▶ **Required work**
Which lines in the records below contain the word "according"? Copy each of them.

▶ **Exercise material**

** begin **

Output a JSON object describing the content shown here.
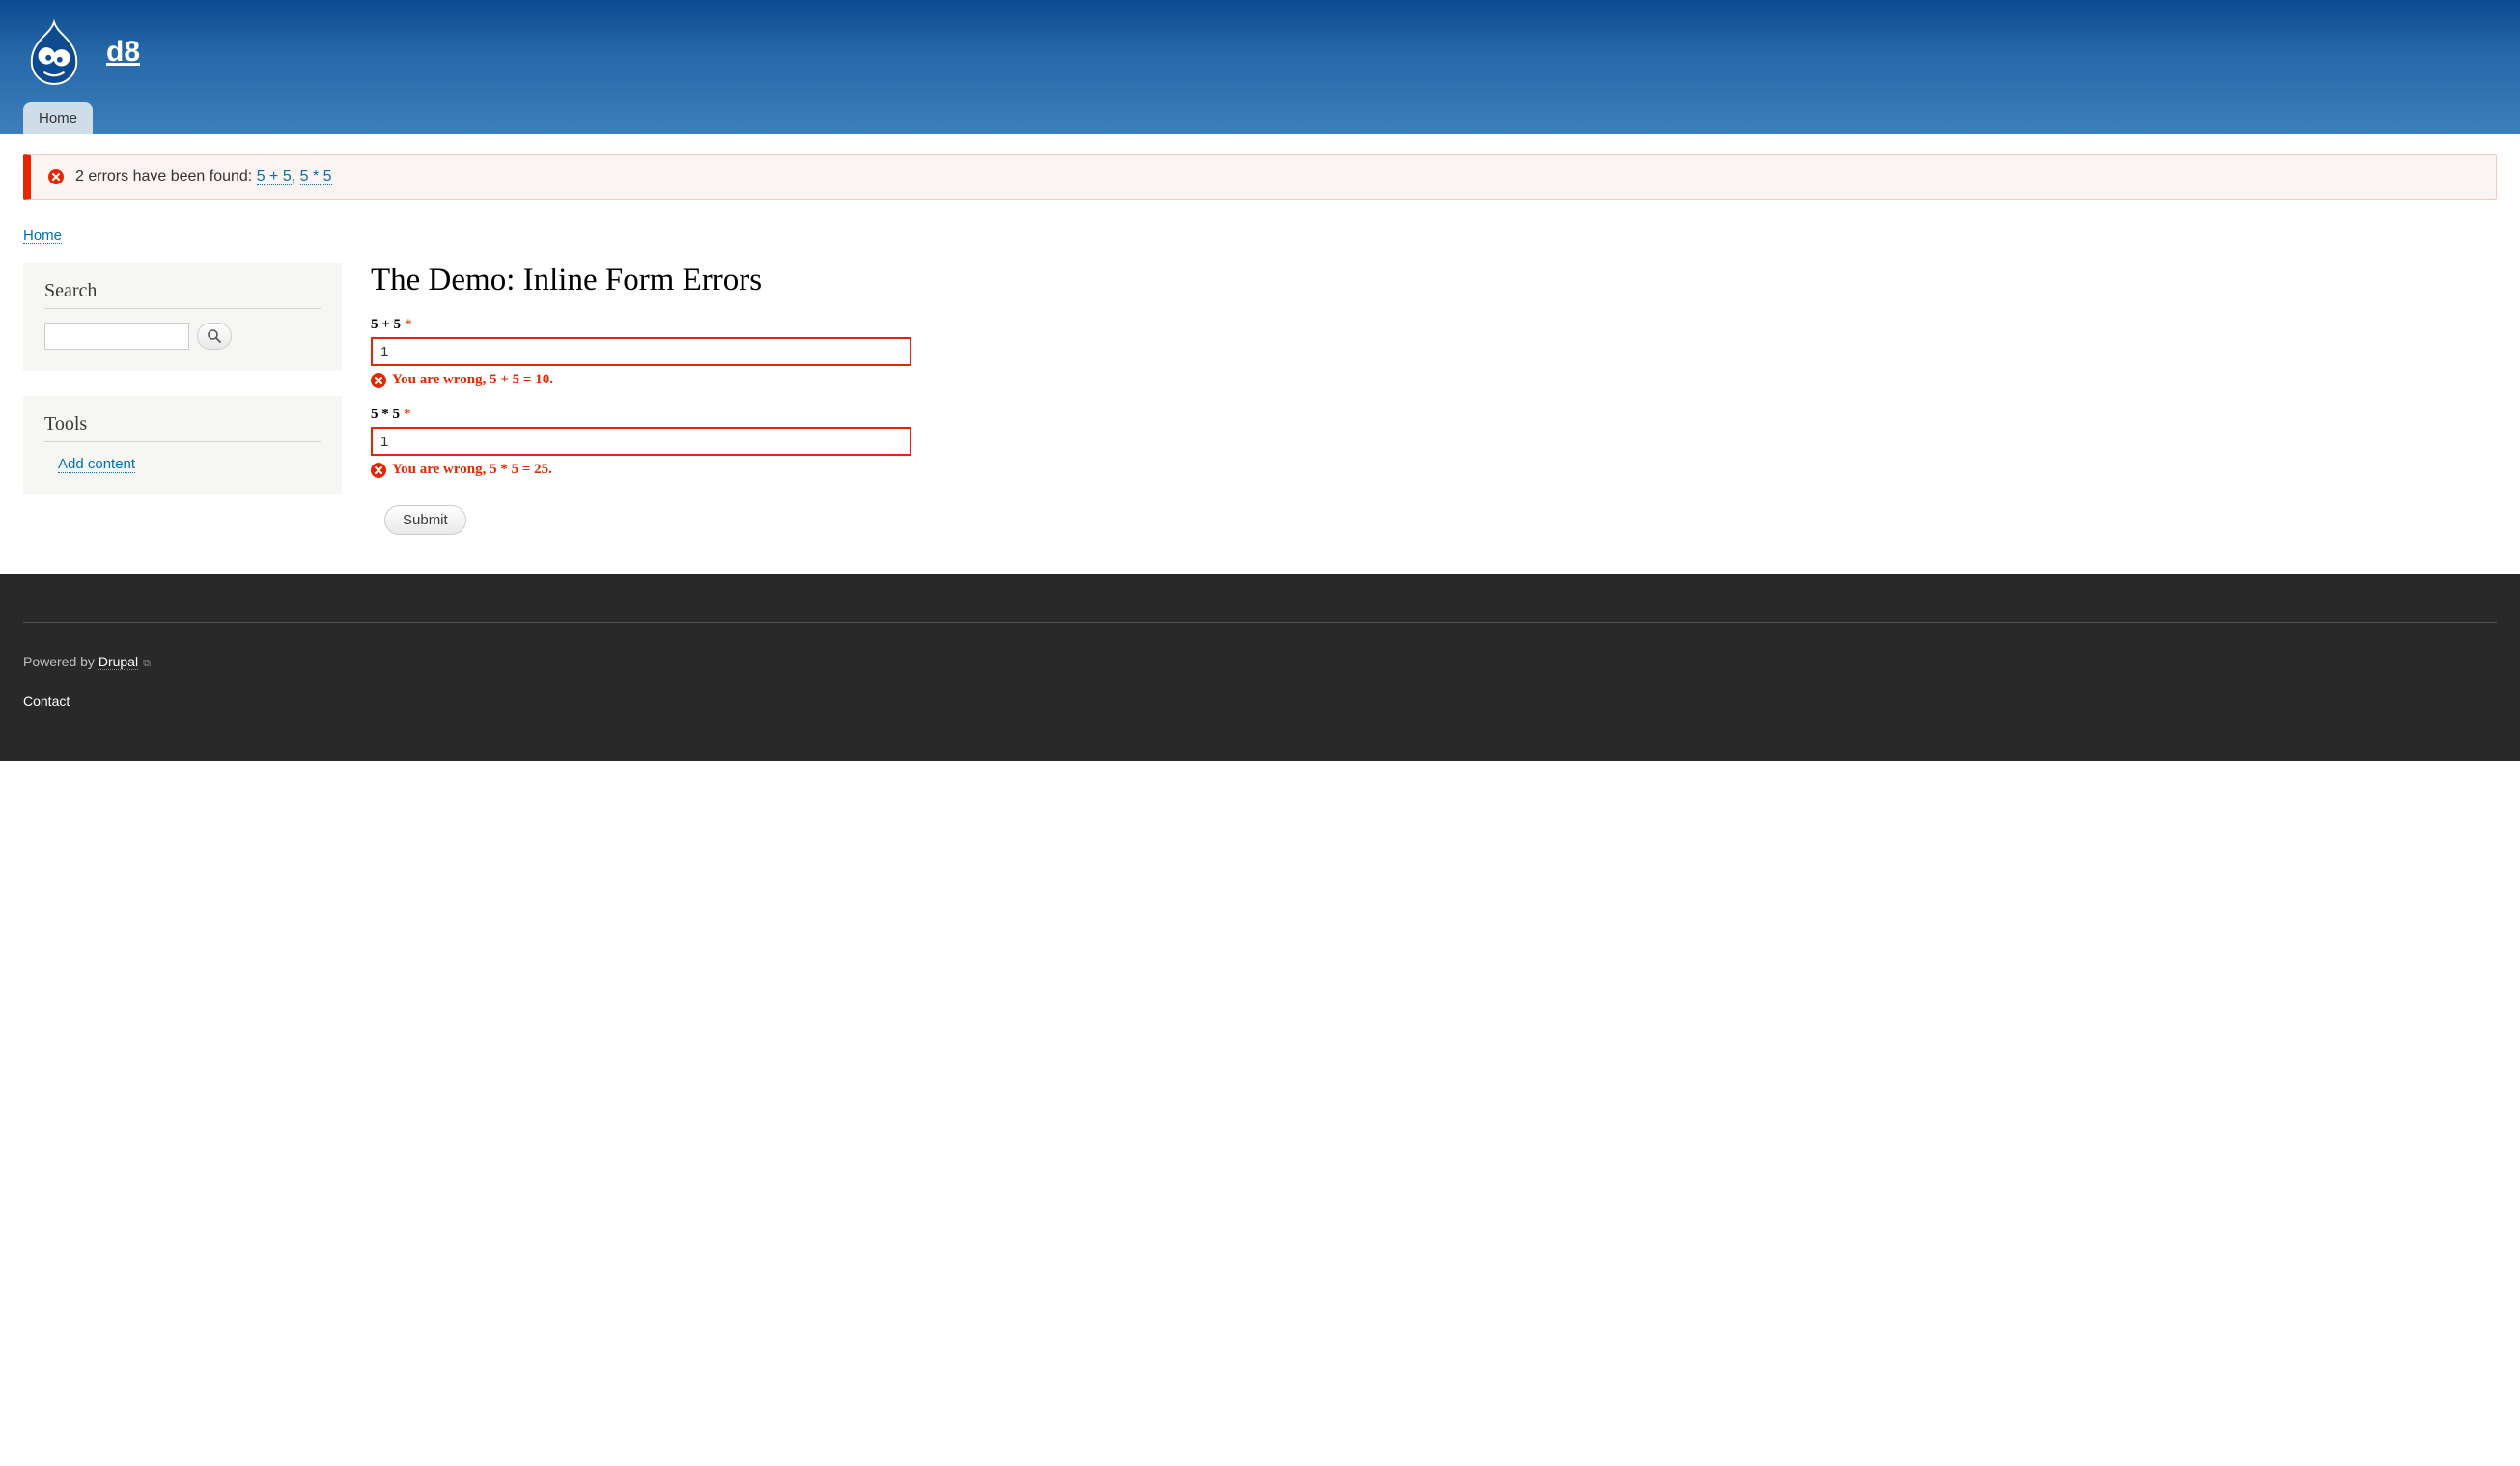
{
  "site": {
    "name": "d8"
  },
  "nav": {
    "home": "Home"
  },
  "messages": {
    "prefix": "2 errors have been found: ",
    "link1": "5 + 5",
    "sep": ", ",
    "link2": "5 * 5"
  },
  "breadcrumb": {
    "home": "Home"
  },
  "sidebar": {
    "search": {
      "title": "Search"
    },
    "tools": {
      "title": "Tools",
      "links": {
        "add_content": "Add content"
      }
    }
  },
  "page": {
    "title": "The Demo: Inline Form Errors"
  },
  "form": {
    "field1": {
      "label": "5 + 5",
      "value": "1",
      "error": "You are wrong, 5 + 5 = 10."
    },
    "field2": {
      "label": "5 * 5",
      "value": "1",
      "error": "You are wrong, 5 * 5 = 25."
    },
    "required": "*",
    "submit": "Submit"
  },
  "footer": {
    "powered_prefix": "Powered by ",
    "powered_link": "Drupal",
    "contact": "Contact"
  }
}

** end **
** begin **

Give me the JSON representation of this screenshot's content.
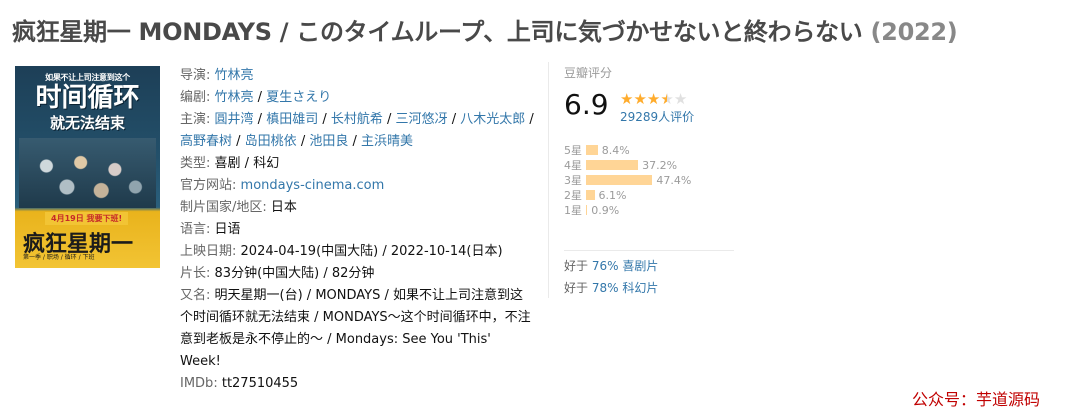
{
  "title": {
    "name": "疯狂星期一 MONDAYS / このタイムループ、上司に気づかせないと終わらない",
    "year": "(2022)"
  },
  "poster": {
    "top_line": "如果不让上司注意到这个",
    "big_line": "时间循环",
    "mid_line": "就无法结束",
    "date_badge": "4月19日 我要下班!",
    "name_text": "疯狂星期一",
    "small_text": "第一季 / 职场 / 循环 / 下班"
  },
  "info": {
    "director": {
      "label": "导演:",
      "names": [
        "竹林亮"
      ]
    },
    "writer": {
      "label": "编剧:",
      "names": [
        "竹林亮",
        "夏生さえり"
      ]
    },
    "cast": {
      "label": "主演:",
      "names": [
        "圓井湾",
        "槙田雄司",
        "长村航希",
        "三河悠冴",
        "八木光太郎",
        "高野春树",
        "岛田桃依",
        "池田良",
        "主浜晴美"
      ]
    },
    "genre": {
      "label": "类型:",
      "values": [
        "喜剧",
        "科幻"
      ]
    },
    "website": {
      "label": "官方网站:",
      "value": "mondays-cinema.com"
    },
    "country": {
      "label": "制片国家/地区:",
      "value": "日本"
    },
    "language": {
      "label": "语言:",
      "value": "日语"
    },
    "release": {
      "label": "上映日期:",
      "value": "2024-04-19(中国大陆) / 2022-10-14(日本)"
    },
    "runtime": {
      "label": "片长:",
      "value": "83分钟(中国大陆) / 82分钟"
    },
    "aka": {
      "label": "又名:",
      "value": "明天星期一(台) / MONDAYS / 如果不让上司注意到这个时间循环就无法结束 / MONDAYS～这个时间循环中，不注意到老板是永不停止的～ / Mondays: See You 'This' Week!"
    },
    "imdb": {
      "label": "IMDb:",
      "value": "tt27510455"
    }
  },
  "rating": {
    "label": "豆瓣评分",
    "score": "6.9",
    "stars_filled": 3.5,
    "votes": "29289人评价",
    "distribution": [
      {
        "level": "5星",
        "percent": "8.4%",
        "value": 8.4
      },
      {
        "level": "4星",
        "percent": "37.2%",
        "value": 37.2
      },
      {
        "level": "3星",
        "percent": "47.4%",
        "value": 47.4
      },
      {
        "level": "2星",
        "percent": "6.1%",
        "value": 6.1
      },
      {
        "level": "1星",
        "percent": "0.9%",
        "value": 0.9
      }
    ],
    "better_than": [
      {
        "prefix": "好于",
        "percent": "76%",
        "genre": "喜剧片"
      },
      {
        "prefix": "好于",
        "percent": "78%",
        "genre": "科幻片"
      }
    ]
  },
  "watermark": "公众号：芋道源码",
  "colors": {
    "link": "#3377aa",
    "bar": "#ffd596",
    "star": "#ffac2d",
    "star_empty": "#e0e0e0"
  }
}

** end **
** begin **

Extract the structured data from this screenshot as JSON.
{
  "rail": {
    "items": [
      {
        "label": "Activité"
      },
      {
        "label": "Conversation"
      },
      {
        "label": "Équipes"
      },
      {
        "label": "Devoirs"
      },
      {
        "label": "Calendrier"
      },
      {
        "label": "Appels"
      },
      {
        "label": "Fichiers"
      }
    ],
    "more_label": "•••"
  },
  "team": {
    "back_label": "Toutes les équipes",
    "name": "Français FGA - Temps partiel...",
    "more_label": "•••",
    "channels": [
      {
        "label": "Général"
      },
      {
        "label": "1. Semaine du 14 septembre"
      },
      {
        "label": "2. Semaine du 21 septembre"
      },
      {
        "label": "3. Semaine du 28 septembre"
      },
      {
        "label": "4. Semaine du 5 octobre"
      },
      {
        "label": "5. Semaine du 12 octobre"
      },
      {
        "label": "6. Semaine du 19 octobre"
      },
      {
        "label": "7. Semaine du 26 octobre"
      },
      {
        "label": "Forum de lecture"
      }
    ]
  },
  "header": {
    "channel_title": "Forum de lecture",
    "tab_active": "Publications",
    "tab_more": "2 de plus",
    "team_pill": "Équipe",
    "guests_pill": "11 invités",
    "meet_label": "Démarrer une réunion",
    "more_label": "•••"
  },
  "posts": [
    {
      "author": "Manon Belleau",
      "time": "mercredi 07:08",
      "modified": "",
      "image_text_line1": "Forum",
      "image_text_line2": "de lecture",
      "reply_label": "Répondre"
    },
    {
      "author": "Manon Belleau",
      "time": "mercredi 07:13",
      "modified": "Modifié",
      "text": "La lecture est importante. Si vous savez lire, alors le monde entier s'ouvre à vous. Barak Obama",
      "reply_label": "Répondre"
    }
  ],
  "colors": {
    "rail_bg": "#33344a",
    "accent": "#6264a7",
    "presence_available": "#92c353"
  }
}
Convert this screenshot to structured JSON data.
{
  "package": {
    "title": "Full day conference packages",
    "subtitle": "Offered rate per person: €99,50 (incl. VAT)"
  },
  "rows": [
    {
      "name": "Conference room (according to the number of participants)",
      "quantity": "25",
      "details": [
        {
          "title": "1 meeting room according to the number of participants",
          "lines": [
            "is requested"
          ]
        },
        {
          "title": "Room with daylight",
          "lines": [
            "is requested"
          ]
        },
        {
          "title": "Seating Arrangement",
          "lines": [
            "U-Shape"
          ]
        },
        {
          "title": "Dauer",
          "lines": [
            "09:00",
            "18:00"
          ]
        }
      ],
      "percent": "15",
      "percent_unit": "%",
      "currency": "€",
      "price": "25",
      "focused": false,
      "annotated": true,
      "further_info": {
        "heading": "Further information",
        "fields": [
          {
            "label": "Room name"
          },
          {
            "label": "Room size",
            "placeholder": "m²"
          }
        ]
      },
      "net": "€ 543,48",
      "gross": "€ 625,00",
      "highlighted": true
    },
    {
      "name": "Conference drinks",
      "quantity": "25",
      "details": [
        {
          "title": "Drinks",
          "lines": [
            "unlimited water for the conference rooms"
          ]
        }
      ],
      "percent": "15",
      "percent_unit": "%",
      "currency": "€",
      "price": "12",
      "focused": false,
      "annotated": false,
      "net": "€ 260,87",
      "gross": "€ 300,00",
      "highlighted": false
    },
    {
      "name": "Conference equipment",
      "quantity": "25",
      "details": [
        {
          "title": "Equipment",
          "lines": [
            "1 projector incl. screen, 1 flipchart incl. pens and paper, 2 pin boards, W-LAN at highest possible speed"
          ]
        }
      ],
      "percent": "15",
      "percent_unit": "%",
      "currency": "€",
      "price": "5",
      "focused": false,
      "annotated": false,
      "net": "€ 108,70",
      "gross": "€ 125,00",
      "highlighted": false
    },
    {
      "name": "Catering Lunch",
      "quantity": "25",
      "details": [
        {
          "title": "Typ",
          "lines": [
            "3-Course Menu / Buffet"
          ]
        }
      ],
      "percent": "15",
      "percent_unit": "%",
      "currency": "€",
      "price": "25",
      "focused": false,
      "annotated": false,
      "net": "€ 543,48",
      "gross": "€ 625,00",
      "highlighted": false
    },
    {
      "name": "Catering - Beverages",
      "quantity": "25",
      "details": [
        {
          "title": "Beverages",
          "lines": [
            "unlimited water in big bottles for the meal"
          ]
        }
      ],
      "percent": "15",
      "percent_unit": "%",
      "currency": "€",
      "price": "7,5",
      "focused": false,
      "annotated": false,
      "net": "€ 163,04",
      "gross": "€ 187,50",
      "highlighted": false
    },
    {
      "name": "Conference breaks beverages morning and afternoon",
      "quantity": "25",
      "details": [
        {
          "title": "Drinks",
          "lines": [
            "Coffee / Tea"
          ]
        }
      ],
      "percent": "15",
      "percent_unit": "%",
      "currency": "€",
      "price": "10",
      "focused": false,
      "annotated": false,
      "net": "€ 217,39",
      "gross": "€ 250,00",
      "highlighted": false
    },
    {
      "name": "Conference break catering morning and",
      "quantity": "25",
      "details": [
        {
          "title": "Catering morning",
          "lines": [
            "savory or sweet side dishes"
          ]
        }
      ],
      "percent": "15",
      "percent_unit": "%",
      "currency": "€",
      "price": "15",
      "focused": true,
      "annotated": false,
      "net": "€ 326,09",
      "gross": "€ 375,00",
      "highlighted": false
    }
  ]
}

** end **

▶ **Expected answer**
      "name": "Conference room (according to the number of participants)",
          "title": "1 meeting room according to the number of participants",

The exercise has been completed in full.